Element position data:
↓

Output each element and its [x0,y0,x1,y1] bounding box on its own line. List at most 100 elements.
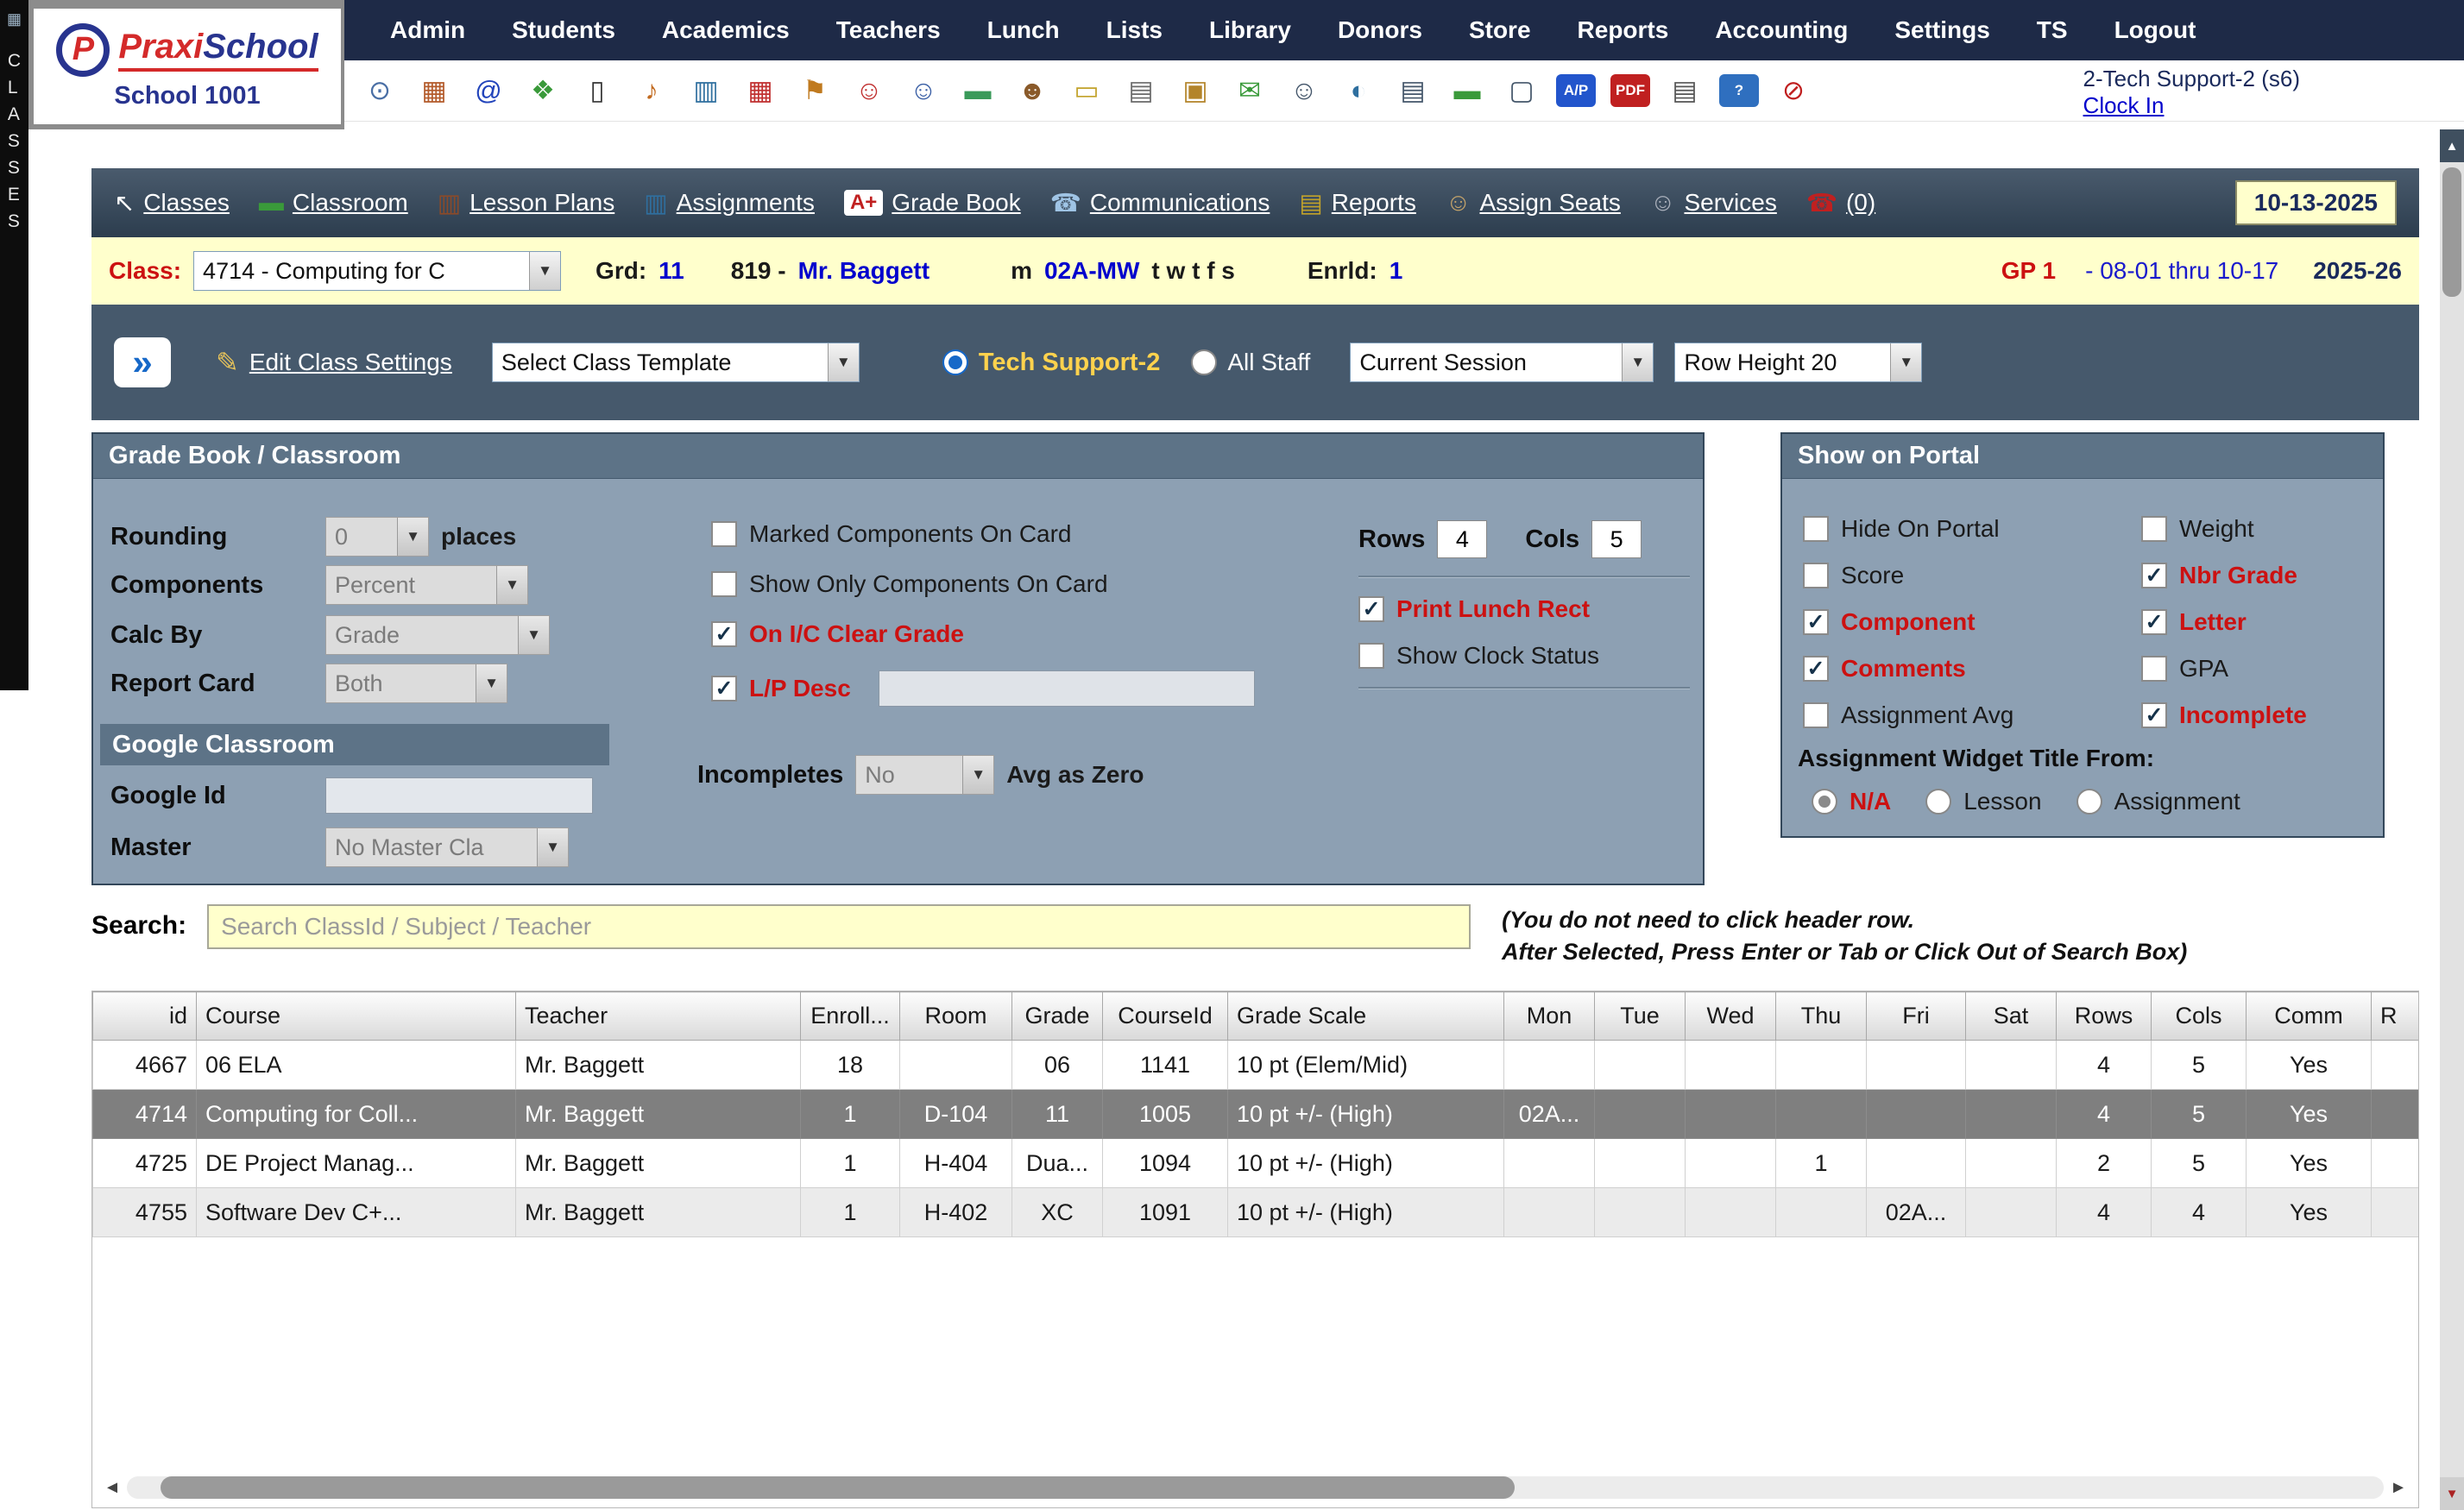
staff-icon[interactable]: ☺ [1284,71,1324,110]
chat-icon[interactable]: ❖ [523,71,563,110]
checkbox[interactable] [1358,643,1384,669]
column-header-wed[interactable]: Wed [1686,992,1776,1041]
help-icon[interactable]: ? [1719,74,1759,107]
column-header-room[interactable]: Room [900,992,1012,1041]
column-header-fri[interactable]: Fri [1867,992,1966,1041]
nav-classroom[interactable]: ▬Classroom [259,189,408,217]
news-icon[interactable]: ▤ [1393,71,1433,110]
scroll-left-arrow[interactable]: ◄ [98,1473,127,1502]
checkbox[interactable] [1803,609,1829,635]
nav-grade-book[interactable]: A+Grade Book [844,189,1021,217]
column-header-grade[interactable]: Grade [1012,992,1103,1041]
pdf-icon[interactable]: PDF [1610,74,1650,107]
menu-item-donors[interactable]: Donors [1314,16,1446,44]
column-header-comm[interactable]: Comm [2247,992,2372,1041]
rows-input[interactable] [1437,520,1487,558]
nav-communications[interactable]: ☎Communications [1050,188,1270,218]
search-input[interactable] [207,904,1471,949]
menu-item-accounting[interactable]: Accounting [1692,16,1871,44]
column-header-thu[interactable]: Thu [1776,992,1867,1041]
lesson-radio[interactable] [1925,789,1951,815]
checkbox[interactable] [1358,596,1384,622]
cols-input[interactable] [1591,520,1642,558]
menu-item-library[interactable]: Library [1186,16,1314,44]
ticket-icon[interactable]: ▬ [958,71,998,110]
mail-send-icon[interactable]: ✉ [1230,71,1270,110]
menu-item-settings[interactable]: Settings [1871,16,2013,44]
column-header-sat[interactable]: Sat [1966,992,2057,1041]
assignment-radio[interactable] [2076,789,2102,815]
column-header-grade-scale[interactable]: Grade Scale [1228,992,1504,1041]
column-header-courseid[interactable]: CourseId [1103,992,1228,1041]
nav-reports[interactable]: ▤Reports [1299,188,1415,218]
column-header-enroll-[interactable]: Enroll... [801,992,900,1041]
notepad-icon[interactable]: ▤ [1121,71,1161,110]
column-header-r[interactable]: R [2372,992,2419,1041]
session-select[interactable]: Current Session▼ [1350,343,1654,382]
checkbox[interactable] [711,521,737,547]
vscroll-thumb[interactable] [2442,167,2461,297]
checkbox[interactable] [2141,702,2167,728]
column-header-course[interactable]: Course [197,992,516,1041]
google-id-input[interactable] [325,777,593,814]
megaphone-icon[interactable]: ⚑ [795,71,835,110]
menu-item-reports[interactable]: Reports [1554,16,1692,44]
menu-item-lunch[interactable]: Lunch [964,16,1083,44]
column-header-teacher[interactable]: Teacher [516,992,801,1041]
mobile-icon[interactable]: ▯ [577,71,617,110]
all-staff-radio[interactable] [1191,349,1217,375]
master-select[interactable]: No Master Cla▼ [325,827,569,867]
class-template-select[interactable]: Select Class Template▼ [492,343,860,382]
nav-classes[interactable]: ↖Classes [114,188,230,218]
badge-icon[interactable]: ▬ [1447,71,1487,110]
components-select[interactable]: Percent▼ [325,565,528,605]
menu-item-admin[interactable]: Admin [367,16,488,44]
calendar-icon[interactable]: ▦ [414,71,454,110]
schedule-icon[interactable]: ▥ [686,71,726,110]
package-icon[interactable]: ▣ [1175,71,1215,110]
menu-item-logout[interactable]: Logout [2091,16,2220,44]
menu-item-store[interactable]: Store [1446,16,1554,44]
menu-item-students[interactable]: Students [488,16,639,44]
checkbox[interactable] [1803,656,1829,682]
menu-item-academics[interactable]: Academics [639,16,813,44]
lp-desc-input[interactable] [879,670,1255,707]
clock-icon[interactable]: ◐ [1339,71,1378,110]
edit-class-settings-link[interactable]: ✎ Edit Class Settings [216,346,452,379]
menu-item-lists[interactable]: Lists [1083,16,1186,44]
report-card-select[interactable]: Both▼ [325,664,507,703]
checkbox[interactable] [2141,563,2167,588]
table-row[interactable]: 466706 ELAMr. Baggett1806114110 pt (Elem… [93,1041,2419,1090]
checkbox[interactable] [2141,656,2167,682]
checkbox[interactable] [711,571,737,597]
class-select[interactable]: 4714 - Computing for C▼ [193,251,561,291]
column-header-cols[interactable]: Cols [2152,992,2247,1041]
nav-lesson-plans[interactable]: ▥Lesson Plans [438,188,615,218]
rounding-select[interactable]: 0▼ [325,517,429,557]
incompletes-select[interactable]: No▼ [855,755,994,795]
checkbox[interactable] [1803,563,1829,588]
print-icon[interactable]: ▤ [1665,71,1705,110]
nav-services[interactable]: ☺Services [1650,189,1777,217]
date-box[interactable]: 10-13-2025 [2235,180,2397,225]
calendar-red-icon[interactable]: ▦ [740,71,780,110]
table-row[interactable]: 4755Software Dev C+...Mr. Baggett1H-402X… [93,1188,2419,1237]
horizontal-scrollbar[interactable]: ◄ ► [92,1473,2418,1502]
na-radio[interactable] [1812,789,1837,815]
hscroll-thumb[interactable] [161,1476,1515,1499]
checkbox[interactable] [2141,609,2167,635]
nav-calls[interactable]: ☎(0) [1806,188,1875,218]
calc-by-select[interactable]: Grade▼ [325,615,550,655]
email-at-icon[interactable]: @ [469,71,508,110]
table-row[interactable]: 4714Computing for Coll...Mr. Baggett1D-1… [93,1090,2419,1139]
card-icon[interactable]: ▭ [1067,71,1106,110]
student-red-icon[interactable]: ☺ [849,71,889,110]
checkbox[interactable] [1803,516,1829,542]
column-header-tue[interactable]: Tue [1595,992,1686,1041]
speaker-icon[interactable]: ♪ [632,71,671,110]
hscroll-track[interactable] [127,1476,2384,1499]
row-height-select[interactable]: Row Height 20▼ [1674,343,1922,382]
scroll-right-arrow[interactable]: ► [2384,1473,2413,1502]
scroll-down-arrow[interactable]: ▼ [2440,1477,2464,1510]
table-row[interactable]: 4725DE Project Manag...Mr. Baggett1H-404… [93,1139,2419,1188]
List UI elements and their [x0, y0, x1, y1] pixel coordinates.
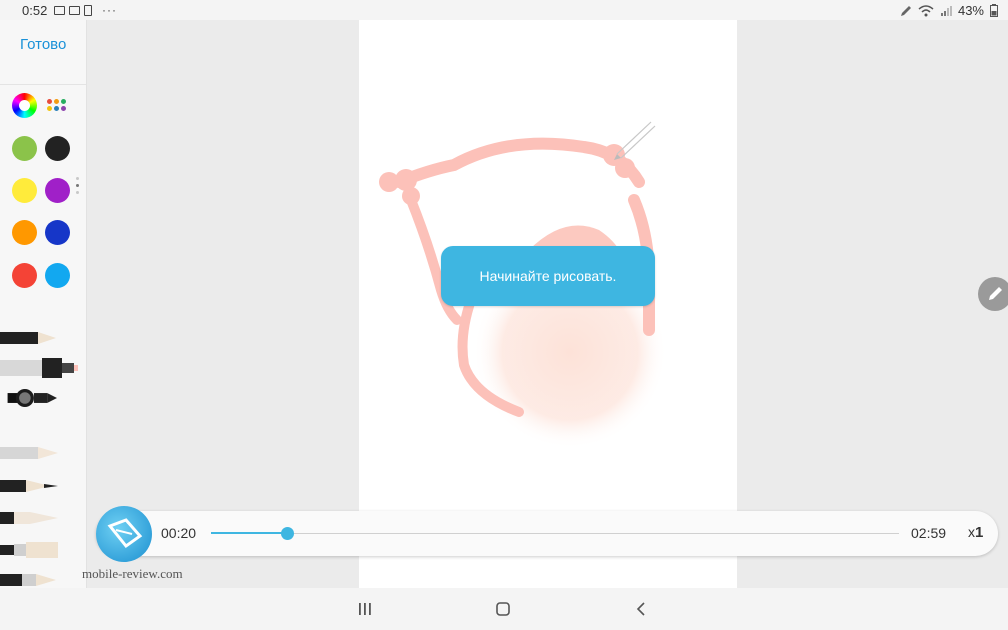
color-swatch-red[interactable] — [12, 263, 37, 288]
palette-page-indicator — [76, 177, 79, 198]
pencil-tool[interactable] — [0, 324, 86, 352]
divider — [0, 84, 86, 85]
clock: 0:52 — [22, 3, 48, 18]
crayon-tool[interactable] — [0, 439, 86, 467]
pencil-icon — [989, 287, 1002, 300]
signal-icon — [940, 5, 952, 16]
marker-tool[interactable] — [0, 354, 86, 382]
mail-icon — [69, 5, 80, 15]
system-icons: 43% — [900, 3, 998, 18]
tooltip-text: Начинайте рисовать. — [479, 268, 617, 284]
total-time: 02:59 — [911, 525, 947, 541]
color-swatch-light-blue[interactable] — [45, 263, 70, 288]
color-swatch-black[interactable] — [45, 136, 70, 161]
back-button[interactable] — [629, 598, 653, 620]
recents-button[interactable] — [353, 598, 377, 620]
recents-icon — [359, 603, 371, 615]
eraser-pen-tool[interactable] — [0, 566, 86, 588]
notification-icons: ··· — [54, 3, 117, 17]
start-drawing-tooltip: Начинайте рисовать. — [441, 246, 655, 306]
color-swatch-purple[interactable] — [45, 178, 70, 203]
playback-slider-thumb[interactable] — [280, 527, 294, 540]
color-swatch-yellow[interactable] — [12, 178, 37, 203]
home-icon — [496, 602, 510, 616]
palette-dots-icon[interactable] — [47, 99, 67, 113]
watermark-logo — [96, 506, 152, 562]
playback-speed-button[interactable]: x1 — [968, 524, 983, 541]
notebook-icon — [84, 4, 92, 16]
battery-icon — [990, 4, 998, 17]
color-swatch-green[interactable] — [12, 136, 37, 161]
speed-prefix: x — [968, 524, 975, 540]
home-button[interactable] — [491, 598, 515, 620]
watermark-text: mobile-review.com — [82, 566, 183, 581]
playback-track[interactable] — [211, 533, 899, 534]
color-swatch-blue[interactable] — [45, 220, 70, 245]
wifi-icon — [918, 4, 934, 16]
status-bar: 0:52 ··· 43% — [0, 0, 1008, 20]
edit-button[interactable] — [978, 277, 1008, 311]
sidebar: Готово — [0, 20, 87, 588]
gallery-icon — [54, 5, 65, 15]
brush-tool[interactable] — [0, 384, 86, 412]
more-notifications-icon: ··· — [102, 3, 117, 17]
color-swatch-orange[interactable] — [12, 220, 37, 245]
color-wheel-icon[interactable] — [12, 93, 37, 118]
navigation-bar — [0, 588, 1008, 630]
flat-brush-tool[interactable] — [0, 536, 86, 564]
headband-stroke — [393, 137, 645, 188]
current-time: 00:20 — [161, 525, 197, 541]
right-ear-knob-2 — [615, 158, 635, 178]
playback-bar: 00:20 02:59 x1 — [96, 511, 998, 556]
speed-value: 1 — [975, 524, 984, 541]
battery-level: 43% — [957, 3, 984, 18]
fountain-pen-tool[interactable] — [0, 472, 86, 500]
pen-status-icon — [900, 5, 911, 16]
back-icon — [636, 602, 645, 616]
chalk-tool[interactable] — [0, 504, 86, 532]
done-button[interactable]: Готово — [20, 36, 66, 53]
playback-progress — [211, 532, 287, 534]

↑

Format the rows that begin with the line containing "staff-icon[interactable]: ☺ [1284,71,1324,110]" and end with the line containing "news-icon[interactable]: ▤ [1393,71,1433,110]" as a Markdown table. Use the columns Position and Text, and leave out any blank lines.

| Position | Text |
|---|---|
| 1 | staff-icon[interactable]: ☺ [1284,71,1324,110] |
| 2 | chat-icon[interactable]: ❖ [523,71,563,110] |
| 3 | checkbox[interactable] [1358,643,1384,669] |
| 4 | column-header-wed[interactable]: Wed [1686,992,1776,1041] |
| 5 | help-icon[interactable]: ? [1719,74,1759,107] |
| 6 | column-header-room[interactable]: Room [900,992,1012,1041] |
| 7 | column-header-fri[interactable]: Fri [1867,992,1966,1041] |
| 8 | nav-classroom[interactable]: ▬Classroom [259,189,408,217] |
| 9 | news-icon[interactable]: ▤ [1393,71,1433,110] |